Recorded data

•••••

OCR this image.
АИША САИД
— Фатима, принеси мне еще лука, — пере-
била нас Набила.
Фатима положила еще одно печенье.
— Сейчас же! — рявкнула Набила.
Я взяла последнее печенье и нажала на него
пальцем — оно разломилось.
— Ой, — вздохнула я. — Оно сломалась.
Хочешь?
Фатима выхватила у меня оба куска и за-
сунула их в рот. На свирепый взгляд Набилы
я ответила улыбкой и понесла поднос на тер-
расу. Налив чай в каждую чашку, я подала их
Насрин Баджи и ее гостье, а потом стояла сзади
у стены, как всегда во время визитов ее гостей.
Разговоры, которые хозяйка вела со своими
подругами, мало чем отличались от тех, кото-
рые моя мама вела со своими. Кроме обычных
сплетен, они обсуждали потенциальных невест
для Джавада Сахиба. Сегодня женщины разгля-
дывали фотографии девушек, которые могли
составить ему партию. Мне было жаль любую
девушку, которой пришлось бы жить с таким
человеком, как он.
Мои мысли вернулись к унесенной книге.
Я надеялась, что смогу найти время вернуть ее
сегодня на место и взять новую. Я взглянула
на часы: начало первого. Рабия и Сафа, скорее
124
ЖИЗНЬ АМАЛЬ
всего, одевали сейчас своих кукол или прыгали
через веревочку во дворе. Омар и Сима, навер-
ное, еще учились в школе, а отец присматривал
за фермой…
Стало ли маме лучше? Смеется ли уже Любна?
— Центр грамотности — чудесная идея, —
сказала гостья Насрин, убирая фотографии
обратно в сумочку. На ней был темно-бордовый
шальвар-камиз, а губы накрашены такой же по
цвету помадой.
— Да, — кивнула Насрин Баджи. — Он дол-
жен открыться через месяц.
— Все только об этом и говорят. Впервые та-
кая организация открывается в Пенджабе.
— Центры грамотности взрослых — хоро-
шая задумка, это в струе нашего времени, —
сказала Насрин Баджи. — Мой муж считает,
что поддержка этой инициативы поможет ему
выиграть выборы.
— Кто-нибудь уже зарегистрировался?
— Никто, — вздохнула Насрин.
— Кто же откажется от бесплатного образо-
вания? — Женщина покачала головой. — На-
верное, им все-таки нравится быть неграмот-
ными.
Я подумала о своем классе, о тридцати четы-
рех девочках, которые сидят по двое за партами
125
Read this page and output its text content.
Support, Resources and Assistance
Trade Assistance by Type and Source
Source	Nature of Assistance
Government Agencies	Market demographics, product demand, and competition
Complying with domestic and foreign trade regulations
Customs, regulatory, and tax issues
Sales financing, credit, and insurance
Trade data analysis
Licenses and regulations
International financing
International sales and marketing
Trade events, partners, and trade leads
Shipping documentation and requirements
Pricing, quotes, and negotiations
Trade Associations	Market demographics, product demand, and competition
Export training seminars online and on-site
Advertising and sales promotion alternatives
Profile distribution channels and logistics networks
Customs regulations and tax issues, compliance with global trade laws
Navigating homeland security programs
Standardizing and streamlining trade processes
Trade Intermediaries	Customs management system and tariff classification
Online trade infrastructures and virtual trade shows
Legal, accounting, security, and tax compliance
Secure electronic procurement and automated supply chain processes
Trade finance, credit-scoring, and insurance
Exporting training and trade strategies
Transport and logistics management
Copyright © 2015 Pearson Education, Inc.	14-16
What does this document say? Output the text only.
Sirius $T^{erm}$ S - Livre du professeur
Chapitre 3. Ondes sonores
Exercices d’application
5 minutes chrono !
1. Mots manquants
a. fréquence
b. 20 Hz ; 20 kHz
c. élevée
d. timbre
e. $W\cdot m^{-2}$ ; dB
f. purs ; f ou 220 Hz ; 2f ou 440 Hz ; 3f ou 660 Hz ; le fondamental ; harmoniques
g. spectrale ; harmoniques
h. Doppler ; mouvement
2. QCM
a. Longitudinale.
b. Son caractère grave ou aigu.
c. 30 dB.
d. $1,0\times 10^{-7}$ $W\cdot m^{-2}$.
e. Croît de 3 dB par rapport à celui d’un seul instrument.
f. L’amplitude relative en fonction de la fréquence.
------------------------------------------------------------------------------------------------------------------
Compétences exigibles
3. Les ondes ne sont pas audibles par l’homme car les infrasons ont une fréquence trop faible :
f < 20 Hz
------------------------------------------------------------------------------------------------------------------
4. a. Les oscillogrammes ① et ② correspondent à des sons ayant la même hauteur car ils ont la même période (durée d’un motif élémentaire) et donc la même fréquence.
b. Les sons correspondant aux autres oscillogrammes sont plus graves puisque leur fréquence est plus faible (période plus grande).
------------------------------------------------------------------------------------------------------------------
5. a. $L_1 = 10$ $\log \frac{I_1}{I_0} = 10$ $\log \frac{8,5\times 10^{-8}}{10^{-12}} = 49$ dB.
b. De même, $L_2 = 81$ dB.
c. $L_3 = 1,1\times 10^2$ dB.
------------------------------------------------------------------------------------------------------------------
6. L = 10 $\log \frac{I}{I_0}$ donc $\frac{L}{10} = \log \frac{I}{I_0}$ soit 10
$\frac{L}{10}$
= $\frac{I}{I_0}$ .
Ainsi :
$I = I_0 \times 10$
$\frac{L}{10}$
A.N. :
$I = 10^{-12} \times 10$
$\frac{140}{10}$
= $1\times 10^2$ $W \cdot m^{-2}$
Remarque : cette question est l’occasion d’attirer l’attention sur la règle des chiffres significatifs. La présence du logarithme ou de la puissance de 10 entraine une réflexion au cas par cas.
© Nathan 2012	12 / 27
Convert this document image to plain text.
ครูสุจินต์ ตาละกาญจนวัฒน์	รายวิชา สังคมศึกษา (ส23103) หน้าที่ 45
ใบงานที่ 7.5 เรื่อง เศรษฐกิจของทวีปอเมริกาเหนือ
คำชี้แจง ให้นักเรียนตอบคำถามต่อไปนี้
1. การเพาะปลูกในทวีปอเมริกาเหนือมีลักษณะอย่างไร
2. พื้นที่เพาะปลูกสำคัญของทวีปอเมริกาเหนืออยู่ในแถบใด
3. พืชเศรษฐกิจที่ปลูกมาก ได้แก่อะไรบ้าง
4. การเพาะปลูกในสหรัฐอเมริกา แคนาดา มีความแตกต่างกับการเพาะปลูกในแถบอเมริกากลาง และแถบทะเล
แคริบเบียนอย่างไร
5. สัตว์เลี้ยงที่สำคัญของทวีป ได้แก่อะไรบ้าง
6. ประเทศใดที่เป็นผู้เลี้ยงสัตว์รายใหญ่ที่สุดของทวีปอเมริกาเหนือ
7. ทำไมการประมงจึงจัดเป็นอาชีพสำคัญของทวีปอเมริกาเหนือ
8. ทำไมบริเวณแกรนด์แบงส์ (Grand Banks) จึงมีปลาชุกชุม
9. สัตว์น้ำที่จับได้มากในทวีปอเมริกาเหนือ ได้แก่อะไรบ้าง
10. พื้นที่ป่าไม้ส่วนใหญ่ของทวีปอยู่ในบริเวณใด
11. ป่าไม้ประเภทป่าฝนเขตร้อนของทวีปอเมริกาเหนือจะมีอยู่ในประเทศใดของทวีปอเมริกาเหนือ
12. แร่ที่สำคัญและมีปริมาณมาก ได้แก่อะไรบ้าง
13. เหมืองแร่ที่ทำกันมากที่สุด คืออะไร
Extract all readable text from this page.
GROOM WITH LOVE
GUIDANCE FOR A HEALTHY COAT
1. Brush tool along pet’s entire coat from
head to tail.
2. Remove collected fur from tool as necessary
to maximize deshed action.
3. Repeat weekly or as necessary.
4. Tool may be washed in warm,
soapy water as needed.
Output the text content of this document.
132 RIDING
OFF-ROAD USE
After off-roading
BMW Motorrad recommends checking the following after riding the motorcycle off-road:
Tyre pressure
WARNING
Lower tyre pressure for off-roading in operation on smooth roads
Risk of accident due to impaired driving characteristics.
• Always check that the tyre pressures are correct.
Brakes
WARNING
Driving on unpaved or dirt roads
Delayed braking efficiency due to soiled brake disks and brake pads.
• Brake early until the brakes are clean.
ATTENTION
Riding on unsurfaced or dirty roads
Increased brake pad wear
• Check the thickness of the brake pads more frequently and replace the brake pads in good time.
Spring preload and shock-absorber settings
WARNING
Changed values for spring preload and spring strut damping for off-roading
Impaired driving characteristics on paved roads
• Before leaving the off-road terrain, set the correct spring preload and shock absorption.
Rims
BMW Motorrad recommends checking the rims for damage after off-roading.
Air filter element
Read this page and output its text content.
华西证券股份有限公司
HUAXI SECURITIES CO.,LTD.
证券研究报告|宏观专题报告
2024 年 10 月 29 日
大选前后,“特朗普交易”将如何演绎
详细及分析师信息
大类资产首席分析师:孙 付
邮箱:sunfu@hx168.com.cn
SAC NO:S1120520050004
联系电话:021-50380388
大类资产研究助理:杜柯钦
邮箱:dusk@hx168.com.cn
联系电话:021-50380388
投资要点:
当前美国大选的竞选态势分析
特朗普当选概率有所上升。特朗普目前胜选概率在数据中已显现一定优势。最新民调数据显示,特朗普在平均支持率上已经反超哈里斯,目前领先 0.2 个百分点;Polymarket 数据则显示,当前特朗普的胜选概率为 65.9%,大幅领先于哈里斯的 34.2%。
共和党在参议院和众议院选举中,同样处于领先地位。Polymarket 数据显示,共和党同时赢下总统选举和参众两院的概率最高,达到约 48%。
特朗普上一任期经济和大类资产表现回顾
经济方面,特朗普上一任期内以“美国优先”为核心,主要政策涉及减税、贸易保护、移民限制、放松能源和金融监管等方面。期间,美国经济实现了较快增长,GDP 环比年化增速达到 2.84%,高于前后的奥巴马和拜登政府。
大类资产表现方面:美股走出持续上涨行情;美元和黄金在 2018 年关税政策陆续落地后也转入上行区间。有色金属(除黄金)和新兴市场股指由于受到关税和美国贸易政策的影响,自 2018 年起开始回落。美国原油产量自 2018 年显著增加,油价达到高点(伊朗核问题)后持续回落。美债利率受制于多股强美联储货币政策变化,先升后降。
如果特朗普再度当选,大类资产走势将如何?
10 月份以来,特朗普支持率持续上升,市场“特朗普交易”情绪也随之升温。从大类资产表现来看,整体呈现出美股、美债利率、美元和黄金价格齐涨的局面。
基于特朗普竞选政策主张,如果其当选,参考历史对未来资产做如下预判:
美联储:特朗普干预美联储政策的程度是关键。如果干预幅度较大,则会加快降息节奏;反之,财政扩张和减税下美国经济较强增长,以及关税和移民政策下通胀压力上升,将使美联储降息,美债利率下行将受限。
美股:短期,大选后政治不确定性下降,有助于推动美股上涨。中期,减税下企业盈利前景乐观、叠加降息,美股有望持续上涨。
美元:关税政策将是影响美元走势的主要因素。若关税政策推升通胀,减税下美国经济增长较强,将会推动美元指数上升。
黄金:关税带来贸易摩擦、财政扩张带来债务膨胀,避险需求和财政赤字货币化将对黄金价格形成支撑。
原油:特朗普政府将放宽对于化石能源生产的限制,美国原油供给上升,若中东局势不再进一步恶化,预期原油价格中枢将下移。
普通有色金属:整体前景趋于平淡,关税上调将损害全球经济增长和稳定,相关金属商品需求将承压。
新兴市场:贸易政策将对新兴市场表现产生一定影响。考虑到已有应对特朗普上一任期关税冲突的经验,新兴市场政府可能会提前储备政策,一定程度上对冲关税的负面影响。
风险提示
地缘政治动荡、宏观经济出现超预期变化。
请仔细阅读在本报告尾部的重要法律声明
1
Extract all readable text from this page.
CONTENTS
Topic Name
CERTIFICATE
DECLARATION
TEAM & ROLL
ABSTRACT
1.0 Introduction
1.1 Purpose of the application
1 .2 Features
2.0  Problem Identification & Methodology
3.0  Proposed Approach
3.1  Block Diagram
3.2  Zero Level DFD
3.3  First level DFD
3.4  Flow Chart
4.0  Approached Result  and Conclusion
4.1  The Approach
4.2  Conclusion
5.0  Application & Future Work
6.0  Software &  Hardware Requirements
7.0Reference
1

•••••

• Short exercise
Filter the entries and copy out every line with the word "roading".

• Response to the task
After off-roading
Lower tyre pressure for off-roading in operation on smooth roads
Changed values for spring preload and spring strut damping for off-roading
BMW Motorrad recommends checking the rims for damage after off-roading.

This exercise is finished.